Set problem » Copy each line that has the string "icon" somewhere in it.

The input »
━━━━━━━━━━━━━━━━━━━━━━━━━━━━━━

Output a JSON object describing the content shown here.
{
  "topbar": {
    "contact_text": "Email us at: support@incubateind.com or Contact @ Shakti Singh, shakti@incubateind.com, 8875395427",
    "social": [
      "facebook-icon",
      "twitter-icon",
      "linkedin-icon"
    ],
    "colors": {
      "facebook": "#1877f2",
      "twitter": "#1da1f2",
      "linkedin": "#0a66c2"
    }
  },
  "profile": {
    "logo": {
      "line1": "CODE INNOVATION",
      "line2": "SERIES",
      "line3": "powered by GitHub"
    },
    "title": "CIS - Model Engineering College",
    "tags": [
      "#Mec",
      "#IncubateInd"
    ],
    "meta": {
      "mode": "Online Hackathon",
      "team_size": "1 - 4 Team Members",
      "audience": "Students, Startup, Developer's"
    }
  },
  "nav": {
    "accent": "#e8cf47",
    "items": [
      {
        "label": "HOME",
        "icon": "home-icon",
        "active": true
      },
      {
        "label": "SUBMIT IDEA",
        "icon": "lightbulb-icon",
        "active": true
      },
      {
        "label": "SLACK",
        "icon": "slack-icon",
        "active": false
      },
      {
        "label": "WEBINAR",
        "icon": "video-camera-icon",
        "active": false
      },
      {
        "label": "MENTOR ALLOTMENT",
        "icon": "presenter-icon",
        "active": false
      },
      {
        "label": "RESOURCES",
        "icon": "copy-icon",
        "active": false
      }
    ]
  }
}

━━━━━━━━━━━━━━━━━━━━━━━━━━━━━━

Solution to this task »
      "facebook-icon",
      "twitter-icon",
      "linkedin-icon"
        "icon": "home-icon",
        "icon": "lightbulb-icon",
        "icon": "slack-icon",
        "icon": "video-camera-icon",
        "icon": "presenter-icon",
        "icon": "copy-icon",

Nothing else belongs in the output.